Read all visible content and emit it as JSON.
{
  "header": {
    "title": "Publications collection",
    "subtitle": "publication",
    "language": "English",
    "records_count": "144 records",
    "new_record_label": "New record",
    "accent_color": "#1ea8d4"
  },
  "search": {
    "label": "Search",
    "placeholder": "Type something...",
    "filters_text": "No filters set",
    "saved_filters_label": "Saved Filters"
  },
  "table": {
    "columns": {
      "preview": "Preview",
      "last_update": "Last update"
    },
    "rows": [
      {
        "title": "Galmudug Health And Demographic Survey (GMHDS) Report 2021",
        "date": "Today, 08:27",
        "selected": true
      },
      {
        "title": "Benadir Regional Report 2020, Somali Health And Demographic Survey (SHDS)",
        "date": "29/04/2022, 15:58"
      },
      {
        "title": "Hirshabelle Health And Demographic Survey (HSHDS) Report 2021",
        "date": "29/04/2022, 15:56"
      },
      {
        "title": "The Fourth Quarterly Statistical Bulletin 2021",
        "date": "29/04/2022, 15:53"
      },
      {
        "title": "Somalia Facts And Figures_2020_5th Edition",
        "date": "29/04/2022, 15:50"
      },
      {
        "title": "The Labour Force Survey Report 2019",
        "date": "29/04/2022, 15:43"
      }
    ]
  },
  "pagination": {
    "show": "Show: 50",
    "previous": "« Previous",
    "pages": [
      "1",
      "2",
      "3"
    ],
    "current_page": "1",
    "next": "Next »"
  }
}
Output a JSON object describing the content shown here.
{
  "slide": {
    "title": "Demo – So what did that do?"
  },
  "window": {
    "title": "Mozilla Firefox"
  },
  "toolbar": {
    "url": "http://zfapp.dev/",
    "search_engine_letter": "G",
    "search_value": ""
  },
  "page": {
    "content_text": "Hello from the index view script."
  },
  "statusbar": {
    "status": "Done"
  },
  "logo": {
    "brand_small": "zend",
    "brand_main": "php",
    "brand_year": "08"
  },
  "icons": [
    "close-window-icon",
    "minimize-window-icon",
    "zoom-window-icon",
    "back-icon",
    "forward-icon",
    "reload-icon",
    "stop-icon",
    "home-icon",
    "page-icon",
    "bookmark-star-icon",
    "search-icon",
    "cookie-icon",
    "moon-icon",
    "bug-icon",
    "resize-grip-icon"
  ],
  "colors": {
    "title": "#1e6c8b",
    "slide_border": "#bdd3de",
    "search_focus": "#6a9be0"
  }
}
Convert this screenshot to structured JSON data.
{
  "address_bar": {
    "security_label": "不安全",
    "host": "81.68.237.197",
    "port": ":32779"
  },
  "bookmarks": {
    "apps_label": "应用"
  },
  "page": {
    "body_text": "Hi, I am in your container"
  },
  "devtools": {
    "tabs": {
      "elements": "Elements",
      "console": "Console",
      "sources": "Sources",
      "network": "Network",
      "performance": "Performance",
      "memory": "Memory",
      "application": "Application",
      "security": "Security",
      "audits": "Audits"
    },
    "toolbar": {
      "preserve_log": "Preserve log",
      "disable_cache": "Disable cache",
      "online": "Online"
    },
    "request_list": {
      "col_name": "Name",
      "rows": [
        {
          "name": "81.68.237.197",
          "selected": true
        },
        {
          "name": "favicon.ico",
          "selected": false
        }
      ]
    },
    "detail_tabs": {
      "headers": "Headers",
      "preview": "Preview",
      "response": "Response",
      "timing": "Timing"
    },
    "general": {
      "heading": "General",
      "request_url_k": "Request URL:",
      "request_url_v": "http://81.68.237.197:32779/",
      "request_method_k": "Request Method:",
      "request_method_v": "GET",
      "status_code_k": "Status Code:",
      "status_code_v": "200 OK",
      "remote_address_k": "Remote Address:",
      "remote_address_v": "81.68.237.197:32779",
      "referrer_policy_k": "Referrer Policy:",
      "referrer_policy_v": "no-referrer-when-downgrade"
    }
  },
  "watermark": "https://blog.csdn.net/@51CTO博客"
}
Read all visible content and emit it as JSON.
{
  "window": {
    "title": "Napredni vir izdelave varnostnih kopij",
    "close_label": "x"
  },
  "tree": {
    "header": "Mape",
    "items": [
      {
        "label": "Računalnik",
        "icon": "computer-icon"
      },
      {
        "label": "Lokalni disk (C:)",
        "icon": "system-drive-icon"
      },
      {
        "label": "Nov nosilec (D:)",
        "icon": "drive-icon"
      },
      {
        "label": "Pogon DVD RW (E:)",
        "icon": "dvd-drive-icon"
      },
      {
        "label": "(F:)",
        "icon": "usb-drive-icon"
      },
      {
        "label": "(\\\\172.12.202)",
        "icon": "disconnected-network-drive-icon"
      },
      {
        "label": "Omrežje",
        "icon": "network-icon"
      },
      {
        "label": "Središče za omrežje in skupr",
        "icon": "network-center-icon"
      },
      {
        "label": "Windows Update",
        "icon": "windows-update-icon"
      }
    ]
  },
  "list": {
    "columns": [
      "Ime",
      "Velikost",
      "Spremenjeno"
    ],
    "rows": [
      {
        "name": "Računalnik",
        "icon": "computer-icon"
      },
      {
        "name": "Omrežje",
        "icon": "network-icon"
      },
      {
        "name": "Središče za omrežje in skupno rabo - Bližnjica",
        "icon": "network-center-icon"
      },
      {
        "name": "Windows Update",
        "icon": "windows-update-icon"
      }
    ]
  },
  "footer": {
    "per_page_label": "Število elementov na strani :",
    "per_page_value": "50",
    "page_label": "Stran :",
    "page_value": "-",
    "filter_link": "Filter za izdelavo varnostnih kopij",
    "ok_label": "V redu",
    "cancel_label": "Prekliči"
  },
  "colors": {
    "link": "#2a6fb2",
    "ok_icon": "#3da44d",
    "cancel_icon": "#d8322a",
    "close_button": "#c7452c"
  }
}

◆ **DIRECTIONS**
Transcribe the data above in full, exactly.

◆ **SOLUTION**
Read all visible content and emit it as JSON.
{
  "header": {
    "title": "Publications collection",
    "subtitle": "publication",
    "language": "English",
    "records_count": "144 records",
    "new_record_label": "New record",
    "accent_color": "#1ea8d4"
  },
  "search": {
    "label": "Search",
    "placeholder": "Type something...",
    "filters_text": "No filters set",
    "saved_filters_label": "Saved Filters"
  },
  "table": {
    "columns": {
      "preview": "Preview",
      "last_update": "Last update"
    },
    "rows": [
      {
        "title": "Galmudug Health And Demographic Survey (GMHDS) Report 2021",
        "date": "Today, 08:27",
        "selected": true
      },
      {
        "title": "Benadir Regional Report 2020, Somali Health And Demographic Survey (SHDS)",
        "date": "29/04/2022, 15:58"
      },
      {
        "title": "Hirshabelle Health And Demographic Survey (HSHDS) Report 2021",
        "date": "29/04/2022, 15:56"
      },
      {
        "title": "The Fourth Quarterly Statistical Bulletin 2021",
        "date": "29/04/2022, 15:53"
      },
      {
        "title": "Somalia Facts And Figures_2020_5th Edition",
        "date": "29/04/2022, 15:50"
      },
      {
        "title": "The Labour Force Survey Report 2019",
        "date": "29/04/2022, 15:43"
      }
    ]
  },
  "pagination": {
    "show": "Show: 50",
    "previous": "« Previous",
    "pages": [
      "1",
      "2",
      "3"
    ],
    "current_page": "1",
    "next": "Next »"
  }
}
Output a JSON object describing the content shown here.
{
  "slide": {
    "title": "Demo – So what did that do?"
  },
  "window": {
    "title": "Mozilla Firefox"
  },
  "toolbar": {
    "url": "http://zfapp.dev/",
    "search_engine_letter": "G",
    "search_value": ""
  },
  "page": {
    "content_text": "Hello from the index view script."
  },
  "statusbar": {
    "status": "Done"
  },
  "logo": {
    "brand_small": "zend",
    "brand_main": "php",
    "brand_year": "08"
  },
  "icons": [
    "close-window-icon",
    "minimize-window-icon",
    "zoom-window-icon",
    "back-icon",
    "forward-icon",
    "reload-icon",
    "stop-icon",
    "home-icon",
    "page-icon",
    "bookmark-star-icon",
    "search-icon",
    "cookie-icon",
    "moon-icon",
    "bug-icon",
    "resize-grip-icon"
  ],
  "colors": {
    "title": "#1e6c8b",
    "slide_border": "#bdd3de",
    "search_focus": "#6a9be0"
  }
}
Convert this screenshot to structured JSON data.
{
  "address_bar": {
    "security_label": "不安全",
    "host": "81.68.237.197",
    "port": ":32779"
  },
  "bookmarks": {
    "apps_label": "应用"
  },
  "page": {
    "body_text": "Hi, I am in your container"
  },
  "devtools": {
    "tabs": {
      "elements": "Elements",
      "console": "Console",
      "sources": "Sources",
      "network": "Network",
      "performance": "Performance",
      "memory": "Memory",
      "application": "Application",
      "security": "Security",
      "audits": "Audits"
    },
    "toolbar": {
      "preserve_log": "Preserve log",
      "disable_cache": "Disable cache",
      "online": "Online"
    },
    "request_list": {
      "col_name": "Name",
      "rows": [
        {
          "name": "81.68.237.197",
          "selected": true
        },
        {
          "name": "favicon.ico",
          "selected": false
        }
      ]
    },
    "detail_tabs": {
      "headers": "Headers",
      "preview": "Preview",
      "response": "Response",
      "timing": "Timing"
    },
    "general": {
      "heading": "General",
      "request_url_k": "Request URL:",
      "request_url_v": "http://81.68.237.197:32779/",
      "request_method_k": "Request Method:",
      "request_method_v": "GET",
      "status_code_k": "Status Code:",
      "status_code_v": "200 OK",
      "remote_address_k": "Remote Address:",
      "remote_address_v": "81.68.237.197:32779",
      "referrer_policy_k": "Referrer Policy:",
      "referrer_policy_v": "no-referrer-when-downgrade"
    }
  },
  "watermark": "https://blog.csdn.net/@51CTO博客"
}
Read all visible content and emit it as JSON.
{
  "window": {
    "title": "Napredni vir izdelave varnostnih kopij",
    "close_label": "x"
  },
  "tree": {
    "header": "Mape",
    "items": [
      {
        "label": "Računalnik",
        "icon": "computer-icon"
      },
      {
        "label": "Lokalni disk (C:)",
        "icon": "system-drive-icon"
      },
      {
        "label": "Nov nosilec (D:)",
        "icon": "drive-icon"
      },
      {
        "label": "Pogon DVD RW (E:)",
        "icon": "dvd-drive-icon"
      },
      {
        "label": "(F:)",
        "icon": "usb-drive-icon"
      },
      {
        "label": "(\\\\172.12.202)",
        "icon": "disconnected-network-drive-icon"
      },
      {
        "label": "Omrežje",
        "icon": "network-icon"
      },
      {
        "label": "Središče za omrežje in skupr",
        "icon": "network-center-icon"
      },
      {
        "label": "Windows Update",
        "icon": "windows-update-icon"
      }
    ]
  },
  "list": {
    "columns": [
      "Ime",
      "Velikost",
      "Spremenjeno"
    ],
    "rows": [
      {
        "name": "Računalnik",
        "icon": "computer-icon"
      },
      {
        "name": "Omrežje",
        "icon": "network-icon"
      },
      {
        "name": "Središče za omrežje in skupno rabo - Bližnjica",
        "icon": "network-center-icon"
      },
      {
        "name": "Windows Update",
        "icon": "windows-update-icon"
      }
    ]
  },
  "footer": {
    "per_page_label": "Število elementov na strani :",
    "per_page_value": "50",
    "page_label": "Stran :",
    "page_value": "-",
    "filter_link": "Filter za izdelavo varnostnih kopij",
    "ok_label": "V redu",
    "cancel_label": "Prekliči"
  },
  "colors": {
    "link": "#2a6fb2",
    "ok_icon": "#3da44d",
    "cancel_icon": "#d8322a",
    "close_button": "#c7452c"
  }
}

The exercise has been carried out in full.